═════ RECORDS FOR THIS EXERCISE
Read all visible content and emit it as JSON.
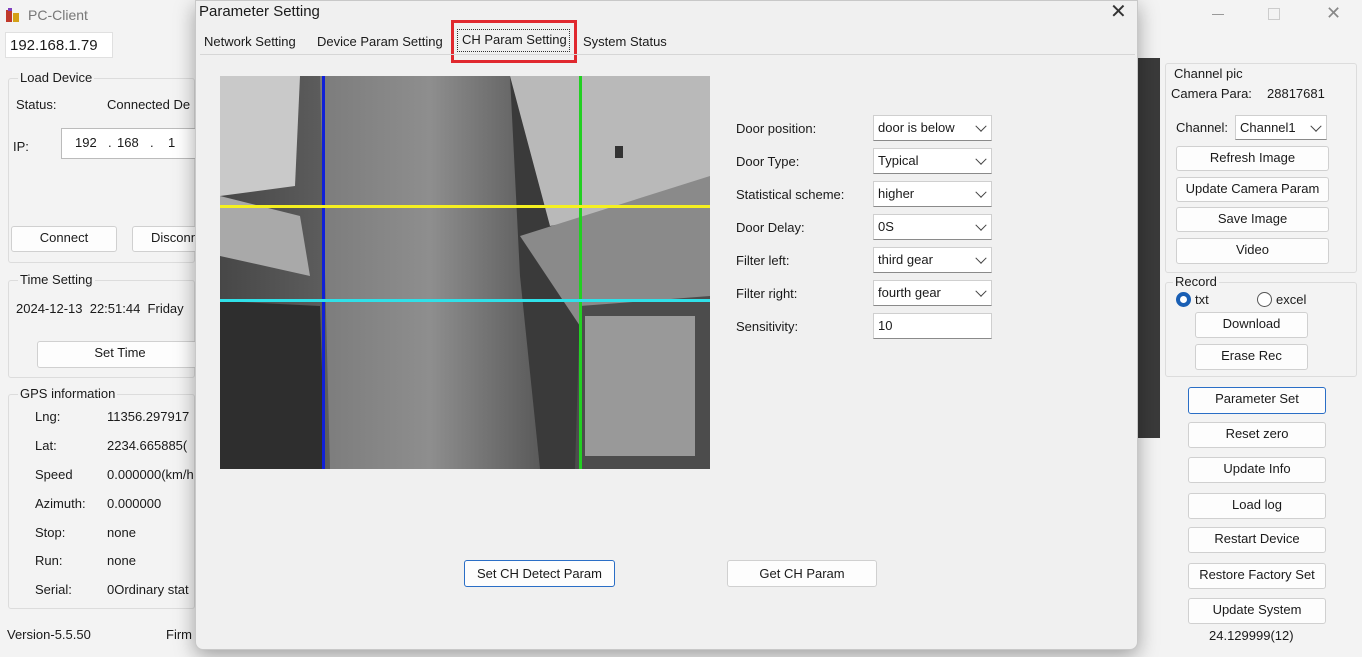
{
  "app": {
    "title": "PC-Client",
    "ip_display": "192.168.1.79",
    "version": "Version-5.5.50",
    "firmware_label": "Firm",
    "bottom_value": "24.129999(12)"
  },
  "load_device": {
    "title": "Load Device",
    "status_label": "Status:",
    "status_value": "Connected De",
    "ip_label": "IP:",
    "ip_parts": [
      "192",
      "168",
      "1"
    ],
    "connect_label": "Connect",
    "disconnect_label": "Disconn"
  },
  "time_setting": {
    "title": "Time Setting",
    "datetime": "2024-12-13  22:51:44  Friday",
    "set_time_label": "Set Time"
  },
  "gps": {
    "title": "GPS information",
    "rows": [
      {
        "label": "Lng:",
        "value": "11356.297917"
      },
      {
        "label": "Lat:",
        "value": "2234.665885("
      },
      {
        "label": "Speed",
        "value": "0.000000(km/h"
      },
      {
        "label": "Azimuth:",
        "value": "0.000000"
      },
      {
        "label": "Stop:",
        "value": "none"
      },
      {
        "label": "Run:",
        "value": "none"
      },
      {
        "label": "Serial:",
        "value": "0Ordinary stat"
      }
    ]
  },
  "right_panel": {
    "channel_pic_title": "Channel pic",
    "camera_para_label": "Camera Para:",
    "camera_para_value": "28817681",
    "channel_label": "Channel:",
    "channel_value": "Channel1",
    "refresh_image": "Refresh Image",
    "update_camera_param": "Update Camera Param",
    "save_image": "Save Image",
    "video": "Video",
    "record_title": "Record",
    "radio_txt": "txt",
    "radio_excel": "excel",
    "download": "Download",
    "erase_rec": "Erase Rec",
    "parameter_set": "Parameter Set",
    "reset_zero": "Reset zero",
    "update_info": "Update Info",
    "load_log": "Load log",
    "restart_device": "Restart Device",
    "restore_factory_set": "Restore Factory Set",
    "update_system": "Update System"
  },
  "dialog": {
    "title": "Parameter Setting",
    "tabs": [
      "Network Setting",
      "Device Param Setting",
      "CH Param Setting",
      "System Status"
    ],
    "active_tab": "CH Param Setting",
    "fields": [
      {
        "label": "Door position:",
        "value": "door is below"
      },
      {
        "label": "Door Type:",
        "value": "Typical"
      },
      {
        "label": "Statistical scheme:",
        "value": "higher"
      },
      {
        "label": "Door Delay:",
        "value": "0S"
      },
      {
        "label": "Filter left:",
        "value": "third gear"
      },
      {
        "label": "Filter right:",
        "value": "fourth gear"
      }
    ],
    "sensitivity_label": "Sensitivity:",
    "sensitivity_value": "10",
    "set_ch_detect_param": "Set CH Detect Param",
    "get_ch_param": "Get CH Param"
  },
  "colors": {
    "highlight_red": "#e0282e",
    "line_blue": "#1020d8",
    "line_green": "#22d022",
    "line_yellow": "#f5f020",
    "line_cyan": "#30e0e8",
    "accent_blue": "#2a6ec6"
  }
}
══════════
#### SHORT TASK
Retype each record exactly as it stands, but do not include the pictures.

#### THE OUTPUT
Read all visible content and emit it as JSON.
{
  "app": {
    "title": "PC-Client",
    "ip_display": "192.168.1.79",
    "version": "Version-5.5.50",
    "firmware_label": "Firm",
    "bottom_value": "24.129999(12)"
  },
  "load_device": {
    "title": "Load Device",
    "status_label": "Status:",
    "status_value": "Connected De",
    "ip_label": "IP:",
    "ip_parts": [
      "192",
      "168",
      "1"
    ],
    "connect_label": "Connect",
    "disconnect_label": "Disconn"
  },
  "time_setting": {
    "title": "Time Setting",
    "datetime": "2024-12-13  22:51:44  Friday",
    "set_time_label": "Set Time"
  },
  "gps": {
    "title": "GPS information",
    "rows": [
      {
        "label": "Lng:",
        "value": "11356.297917"
      },
      {
        "label": "Lat:",
        "value": "2234.665885("
      },
      {
        "label": "Speed",
        "value": "0.000000(km/h"
      },
      {
        "label": "Azimuth:",
        "value": "0.000000"
      },
      {
        "label": "Stop:",
        "value": "none"
      },
      {
        "label": "Run:",
        "value": "none"
      },
      {
        "label": "Serial:",
        "value": "0Ordinary stat"
      }
    ]
  },
  "right_panel": {
    "channel_pic_title": "Channel pic",
    "camera_para_label": "Camera Para:",
    "camera_para_value": "28817681",
    "channel_label": "Channel:",
    "channel_value": "Channel1",
    "refresh_image": "Refresh Image",
    "update_camera_param": "Update Camera Param",
    "save_image": "Save Image",
    "video": "Video",
    "record_title": "Record",
    "radio_txt": "txt",
    "radio_excel": "excel",
    "download": "Download",
    "erase_rec": "Erase Rec",
    "parameter_set": "Parameter Set",
    "reset_zero": "Reset zero",
    "update_info": "Update Info",
    "load_log": "Load log",
    "restart_device": "Restart Device",
    "restore_factory_set": "Restore Factory Set",
    "update_system": "Update System"
  },
  "dialog": {
    "title": "Parameter Setting",
    "tabs": [
      "Network Setting",
      "Device Param Setting",
      "CH Param Setting",
      "System Status"
    ],
    "active_tab": "CH Param Setting",
    "fields": [
      {
        "label": "Door position:",
        "value": "door is below"
      },
      {
        "label": "Door Type:",
        "value": "Typical"
      },
      {
        "label": "Statistical scheme:",
        "value": "higher"
      },
      {
        "label": "Door Delay:",
        "value": "0S"
      },
      {
        "label": "Filter left:",
        "value": "third gear"
      },
      {
        "label": "Filter right:",
        "value": "fourth gear"
      }
    ],
    "sensitivity_label": "Sensitivity:",
    "sensitivity_value": "10",
    "set_ch_detect_param": "Set CH Detect Param",
    "get_ch_param": "Get CH Param"
  },
  "colors": {
    "highlight_red": "#e0282e",
    "line_blue": "#1020d8",
    "line_green": "#22d022",
    "line_yellow": "#f5f020",
    "line_cyan": "#30e0e8",
    "accent_blue": "#2a6ec6"
  }
}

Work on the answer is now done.